Exercise brief:
Search the listing for "this" and copy every line where it appears.

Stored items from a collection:
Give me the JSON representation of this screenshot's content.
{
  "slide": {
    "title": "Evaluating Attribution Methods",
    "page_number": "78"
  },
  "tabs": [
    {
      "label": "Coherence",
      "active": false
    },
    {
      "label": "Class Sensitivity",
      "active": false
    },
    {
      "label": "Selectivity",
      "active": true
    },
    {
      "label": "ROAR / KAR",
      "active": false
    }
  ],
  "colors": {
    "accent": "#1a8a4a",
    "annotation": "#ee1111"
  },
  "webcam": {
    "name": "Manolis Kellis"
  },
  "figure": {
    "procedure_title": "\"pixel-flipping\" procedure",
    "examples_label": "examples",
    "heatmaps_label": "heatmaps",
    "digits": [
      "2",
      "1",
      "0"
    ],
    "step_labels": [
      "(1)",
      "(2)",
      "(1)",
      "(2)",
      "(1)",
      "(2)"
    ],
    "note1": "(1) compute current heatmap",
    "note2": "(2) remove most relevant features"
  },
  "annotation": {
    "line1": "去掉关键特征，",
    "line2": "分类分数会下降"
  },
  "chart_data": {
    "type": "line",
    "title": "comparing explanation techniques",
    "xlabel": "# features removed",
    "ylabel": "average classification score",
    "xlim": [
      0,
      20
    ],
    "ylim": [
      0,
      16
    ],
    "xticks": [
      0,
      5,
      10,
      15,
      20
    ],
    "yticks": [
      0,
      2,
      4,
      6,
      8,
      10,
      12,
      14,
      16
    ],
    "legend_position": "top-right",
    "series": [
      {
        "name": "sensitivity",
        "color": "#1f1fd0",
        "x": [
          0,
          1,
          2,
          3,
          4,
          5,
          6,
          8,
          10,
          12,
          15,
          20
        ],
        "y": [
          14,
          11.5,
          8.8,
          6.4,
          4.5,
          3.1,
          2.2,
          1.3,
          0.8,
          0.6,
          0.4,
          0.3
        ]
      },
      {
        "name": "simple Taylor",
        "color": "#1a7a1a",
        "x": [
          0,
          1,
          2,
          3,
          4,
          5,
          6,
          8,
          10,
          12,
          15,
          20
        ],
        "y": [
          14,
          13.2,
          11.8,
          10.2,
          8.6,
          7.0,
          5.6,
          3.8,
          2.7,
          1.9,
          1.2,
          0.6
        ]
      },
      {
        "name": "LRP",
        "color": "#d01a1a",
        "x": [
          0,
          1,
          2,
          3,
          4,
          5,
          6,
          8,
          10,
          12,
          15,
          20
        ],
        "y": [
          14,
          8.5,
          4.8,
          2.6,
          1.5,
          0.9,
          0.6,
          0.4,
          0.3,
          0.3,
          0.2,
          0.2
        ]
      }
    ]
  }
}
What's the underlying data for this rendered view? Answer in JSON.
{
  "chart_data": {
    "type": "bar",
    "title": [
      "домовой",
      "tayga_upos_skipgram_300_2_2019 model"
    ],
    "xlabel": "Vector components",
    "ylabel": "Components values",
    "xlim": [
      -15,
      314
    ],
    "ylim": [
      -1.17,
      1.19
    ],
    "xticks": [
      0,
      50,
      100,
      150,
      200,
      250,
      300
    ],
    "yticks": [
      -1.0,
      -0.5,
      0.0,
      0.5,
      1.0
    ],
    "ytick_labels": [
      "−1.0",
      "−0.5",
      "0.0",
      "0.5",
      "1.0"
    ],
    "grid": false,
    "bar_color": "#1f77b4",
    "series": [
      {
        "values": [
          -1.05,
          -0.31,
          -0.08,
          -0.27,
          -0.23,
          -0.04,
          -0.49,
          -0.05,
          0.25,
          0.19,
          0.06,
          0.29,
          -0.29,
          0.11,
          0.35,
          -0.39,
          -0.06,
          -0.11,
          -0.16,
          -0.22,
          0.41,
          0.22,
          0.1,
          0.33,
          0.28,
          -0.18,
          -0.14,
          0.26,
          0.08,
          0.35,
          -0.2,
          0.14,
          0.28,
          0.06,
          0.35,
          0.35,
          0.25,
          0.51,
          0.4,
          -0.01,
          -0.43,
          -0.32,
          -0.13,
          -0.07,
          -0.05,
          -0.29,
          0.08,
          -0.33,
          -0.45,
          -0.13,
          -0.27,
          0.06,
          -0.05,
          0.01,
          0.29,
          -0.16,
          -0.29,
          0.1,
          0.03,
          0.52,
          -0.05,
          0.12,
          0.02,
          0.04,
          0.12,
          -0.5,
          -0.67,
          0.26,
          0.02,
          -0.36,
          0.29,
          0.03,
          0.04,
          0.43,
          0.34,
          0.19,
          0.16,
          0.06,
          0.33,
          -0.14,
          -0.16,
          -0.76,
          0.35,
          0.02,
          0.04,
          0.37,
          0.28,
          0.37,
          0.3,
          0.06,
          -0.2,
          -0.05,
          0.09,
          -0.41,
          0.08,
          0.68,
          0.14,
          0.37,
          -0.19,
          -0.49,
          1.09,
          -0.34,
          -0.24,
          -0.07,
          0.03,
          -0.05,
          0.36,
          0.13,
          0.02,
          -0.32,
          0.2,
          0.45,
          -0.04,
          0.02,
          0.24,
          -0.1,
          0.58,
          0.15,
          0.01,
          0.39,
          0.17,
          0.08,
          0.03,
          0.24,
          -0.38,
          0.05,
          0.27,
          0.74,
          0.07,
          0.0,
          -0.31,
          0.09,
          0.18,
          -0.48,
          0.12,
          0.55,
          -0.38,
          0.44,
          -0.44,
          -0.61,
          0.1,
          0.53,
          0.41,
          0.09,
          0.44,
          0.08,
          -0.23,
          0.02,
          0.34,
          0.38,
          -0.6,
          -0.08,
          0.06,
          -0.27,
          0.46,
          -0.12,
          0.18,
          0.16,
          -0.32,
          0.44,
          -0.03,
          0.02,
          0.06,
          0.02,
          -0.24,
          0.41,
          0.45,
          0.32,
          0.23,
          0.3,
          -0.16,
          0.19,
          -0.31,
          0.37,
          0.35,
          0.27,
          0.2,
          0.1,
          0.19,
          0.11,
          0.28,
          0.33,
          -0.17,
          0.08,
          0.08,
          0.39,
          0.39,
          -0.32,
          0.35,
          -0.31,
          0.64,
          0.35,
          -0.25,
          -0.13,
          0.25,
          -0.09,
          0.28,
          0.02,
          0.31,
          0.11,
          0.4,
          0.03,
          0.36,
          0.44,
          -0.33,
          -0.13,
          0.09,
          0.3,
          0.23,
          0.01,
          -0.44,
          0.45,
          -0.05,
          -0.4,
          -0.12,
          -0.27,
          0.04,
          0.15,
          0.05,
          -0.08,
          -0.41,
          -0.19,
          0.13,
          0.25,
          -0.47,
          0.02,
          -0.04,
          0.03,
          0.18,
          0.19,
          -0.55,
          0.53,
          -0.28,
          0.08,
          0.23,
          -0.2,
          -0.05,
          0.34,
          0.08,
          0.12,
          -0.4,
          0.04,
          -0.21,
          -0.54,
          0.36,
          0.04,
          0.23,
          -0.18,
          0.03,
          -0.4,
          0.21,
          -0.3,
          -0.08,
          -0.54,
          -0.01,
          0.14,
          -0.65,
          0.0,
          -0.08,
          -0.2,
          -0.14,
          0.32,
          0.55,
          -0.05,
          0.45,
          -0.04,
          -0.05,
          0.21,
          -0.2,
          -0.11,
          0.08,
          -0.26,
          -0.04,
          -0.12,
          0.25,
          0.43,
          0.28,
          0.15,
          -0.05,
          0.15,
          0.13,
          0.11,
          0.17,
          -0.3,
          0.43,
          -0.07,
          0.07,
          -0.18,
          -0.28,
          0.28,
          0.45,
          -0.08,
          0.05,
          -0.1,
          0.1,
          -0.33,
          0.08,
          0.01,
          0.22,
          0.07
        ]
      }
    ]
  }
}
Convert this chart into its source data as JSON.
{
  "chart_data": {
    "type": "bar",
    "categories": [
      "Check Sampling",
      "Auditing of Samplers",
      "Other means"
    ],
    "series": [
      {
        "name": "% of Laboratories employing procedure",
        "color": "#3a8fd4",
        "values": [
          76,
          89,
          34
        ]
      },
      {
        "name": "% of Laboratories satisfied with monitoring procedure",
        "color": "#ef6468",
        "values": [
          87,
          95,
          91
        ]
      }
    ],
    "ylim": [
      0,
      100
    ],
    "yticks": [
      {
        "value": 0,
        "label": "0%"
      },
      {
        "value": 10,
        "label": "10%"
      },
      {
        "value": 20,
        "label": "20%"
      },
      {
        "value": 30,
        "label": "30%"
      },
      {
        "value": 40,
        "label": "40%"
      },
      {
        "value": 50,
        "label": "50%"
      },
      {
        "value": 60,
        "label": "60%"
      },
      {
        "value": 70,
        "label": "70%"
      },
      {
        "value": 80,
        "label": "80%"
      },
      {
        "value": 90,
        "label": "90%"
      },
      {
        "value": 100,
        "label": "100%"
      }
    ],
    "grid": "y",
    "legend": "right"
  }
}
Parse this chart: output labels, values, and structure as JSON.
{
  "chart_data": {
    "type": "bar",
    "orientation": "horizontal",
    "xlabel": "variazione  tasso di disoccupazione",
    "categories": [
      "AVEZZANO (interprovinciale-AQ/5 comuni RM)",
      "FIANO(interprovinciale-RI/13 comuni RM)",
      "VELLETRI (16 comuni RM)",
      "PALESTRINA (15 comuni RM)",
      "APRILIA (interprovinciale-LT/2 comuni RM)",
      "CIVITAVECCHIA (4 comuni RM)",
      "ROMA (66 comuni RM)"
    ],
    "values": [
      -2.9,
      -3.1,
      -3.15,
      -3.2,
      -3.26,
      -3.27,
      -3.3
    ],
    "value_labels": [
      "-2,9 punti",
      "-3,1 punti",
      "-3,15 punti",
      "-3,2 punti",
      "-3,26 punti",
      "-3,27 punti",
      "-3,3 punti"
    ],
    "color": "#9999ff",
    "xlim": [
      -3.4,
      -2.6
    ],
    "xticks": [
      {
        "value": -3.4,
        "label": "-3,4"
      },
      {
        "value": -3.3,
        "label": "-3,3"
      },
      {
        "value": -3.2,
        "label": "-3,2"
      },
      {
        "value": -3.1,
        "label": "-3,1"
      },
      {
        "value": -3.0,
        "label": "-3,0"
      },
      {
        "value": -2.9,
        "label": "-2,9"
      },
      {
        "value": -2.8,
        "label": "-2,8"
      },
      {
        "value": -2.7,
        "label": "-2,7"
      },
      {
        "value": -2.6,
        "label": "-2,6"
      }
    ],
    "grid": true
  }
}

Exercise response:
Give me the JSON representation of this screenshot's content.
What's the underlying data for this rendered view? Answer in JSON.
Convert this chart into its source data as JSON.
Parse this chart: output labels, values, and structure as JSON.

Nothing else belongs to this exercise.